Dataset records on visual material:
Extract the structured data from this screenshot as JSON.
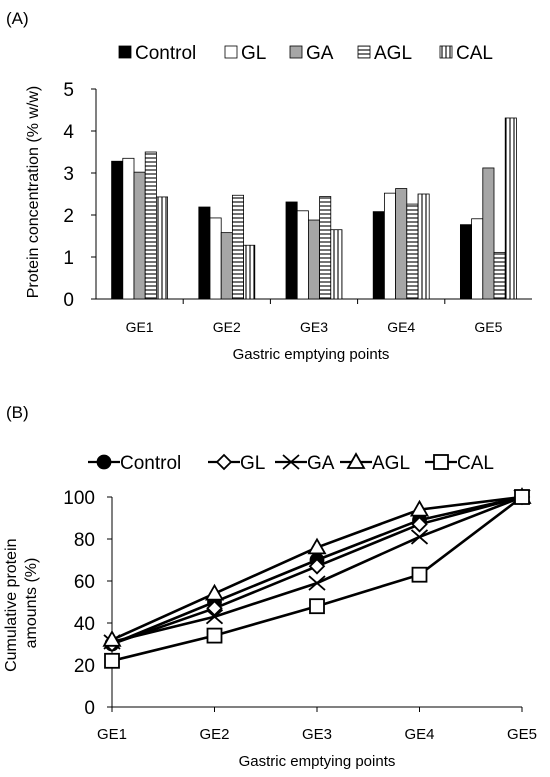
{
  "chart_data": [
    {
      "type": "bar",
      "panel_label": "(A)",
      "categories": [
        "GE1",
        "GE2",
        "GE3",
        "GE4",
        "GE5"
      ],
      "series": [
        {
          "name": "Control",
          "values": [
            3.28,
            2.19,
            2.31,
            2.08,
            1.77
          ],
          "fill": "#000000",
          "pattern": "solid"
        },
        {
          "name": "GL",
          "values": [
            3.35,
            1.93,
            2.1,
            2.52,
            1.91
          ],
          "fill": "#ffffff",
          "pattern": "open"
        },
        {
          "name": "GA",
          "values": [
            3.02,
            1.58,
            1.88,
            2.63,
            3.12
          ],
          "fill": "#a6a6a6",
          "pattern": "solid"
        },
        {
          "name": "AGL",
          "values": [
            3.5,
            2.47,
            2.44,
            2.26,
            1.11
          ],
          "fill": "#ffffff",
          "pattern": "horizontal-lines"
        },
        {
          "name": "CAL",
          "values": [
            2.43,
            1.28,
            1.65,
            2.5,
            4.31
          ],
          "fill": "#ffffff",
          "pattern": "vertical-lines"
        }
      ],
      "xlabel": "Gastric emptying points",
      "ylabel": "Protein concentration (% w/w)",
      "ylim": [
        0,
        5
      ],
      "yticks": [
        "0",
        "1",
        "2",
        "3",
        "4",
        "5"
      ],
      "grid": false,
      "legend_position": "top"
    },
    {
      "type": "line",
      "panel_label": "(B)",
      "categories": [
        "GE1",
        "GE2",
        "GE3",
        "GE4",
        "GE5"
      ],
      "series": [
        {
          "name": "Control",
          "values": [
            30,
            50,
            70,
            89,
            100
          ],
          "marker": "filled-circle"
        },
        {
          "name": "GL",
          "values": [
            30,
            47,
            67,
            87,
            100
          ],
          "marker": "open-diamond"
        },
        {
          "name": "GA",
          "values": [
            31,
            43,
            59,
            81,
            100
          ],
          "marker": "x"
        },
        {
          "name": "AGL",
          "values": [
            32,
            54,
            76,
            94,
            100
          ],
          "marker": "open-triangle"
        },
        {
          "name": "CAL",
          "values": [
            22,
            34,
            48,
            63,
            100
          ],
          "marker": "open-square"
        }
      ],
      "xlabel": "Gastric emptying points",
      "ylabel": [
        "Cumulative protein",
        "amounts (%)"
      ],
      "ylim": [
        0,
        100
      ],
      "yticks": [
        "0",
        "20",
        "40",
        "60",
        "80",
        "100"
      ],
      "grid": false,
      "legend_position": "top"
    }
  ]
}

◆ EXERCISE DETAILS ◆
Extract every line above containing the word "open".

◆ TASK ANSWER ◆
          "pattern": "open"
          "marker": "open-diamond"
          "marker": "open-triangle"
          "marker": "open-square"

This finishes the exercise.